WORK REQUIRED: Search the entries below. Return every line that has "iniziale" in it.

Dataset records:

——

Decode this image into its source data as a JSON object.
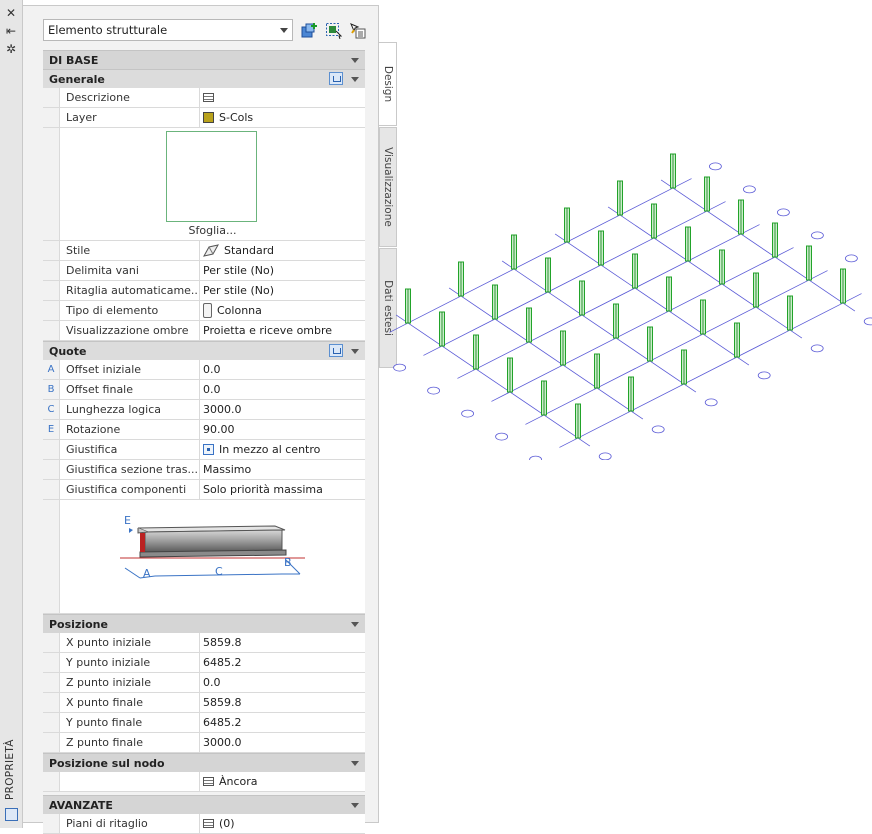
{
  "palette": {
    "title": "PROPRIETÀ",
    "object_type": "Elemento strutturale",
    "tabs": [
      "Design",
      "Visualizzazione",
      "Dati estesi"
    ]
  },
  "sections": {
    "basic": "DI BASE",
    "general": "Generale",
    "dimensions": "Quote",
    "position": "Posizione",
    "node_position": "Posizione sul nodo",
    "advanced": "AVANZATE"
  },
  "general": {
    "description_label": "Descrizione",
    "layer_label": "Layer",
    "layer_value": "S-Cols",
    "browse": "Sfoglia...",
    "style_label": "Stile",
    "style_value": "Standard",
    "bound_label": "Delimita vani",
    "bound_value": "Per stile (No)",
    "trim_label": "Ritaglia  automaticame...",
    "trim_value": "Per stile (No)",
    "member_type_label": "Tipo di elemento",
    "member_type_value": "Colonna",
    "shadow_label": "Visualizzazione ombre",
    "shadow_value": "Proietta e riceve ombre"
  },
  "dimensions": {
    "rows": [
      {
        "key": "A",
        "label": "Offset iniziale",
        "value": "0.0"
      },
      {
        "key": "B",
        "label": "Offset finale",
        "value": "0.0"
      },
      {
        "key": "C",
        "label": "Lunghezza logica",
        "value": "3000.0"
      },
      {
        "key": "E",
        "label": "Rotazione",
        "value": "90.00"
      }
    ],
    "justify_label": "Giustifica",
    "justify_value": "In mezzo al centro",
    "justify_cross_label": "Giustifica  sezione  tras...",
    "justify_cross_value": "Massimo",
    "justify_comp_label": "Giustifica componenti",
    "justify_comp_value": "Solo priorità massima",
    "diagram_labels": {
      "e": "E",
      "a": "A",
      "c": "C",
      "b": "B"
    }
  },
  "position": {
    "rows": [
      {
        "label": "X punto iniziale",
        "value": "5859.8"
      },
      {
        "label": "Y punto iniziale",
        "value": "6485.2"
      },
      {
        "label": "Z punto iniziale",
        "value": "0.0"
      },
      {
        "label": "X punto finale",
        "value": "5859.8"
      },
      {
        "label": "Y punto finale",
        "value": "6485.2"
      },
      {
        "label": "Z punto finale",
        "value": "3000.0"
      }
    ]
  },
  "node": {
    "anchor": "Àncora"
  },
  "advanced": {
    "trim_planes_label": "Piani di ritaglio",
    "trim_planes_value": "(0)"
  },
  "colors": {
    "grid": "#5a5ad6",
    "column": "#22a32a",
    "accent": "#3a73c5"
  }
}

——

REPLY TO THE EXERCISE:
        "label": "Offset iniziale",
        "label": "X punto iniziale",
        "label": "Y punto iniziale",
        "label": "Z punto iniziale",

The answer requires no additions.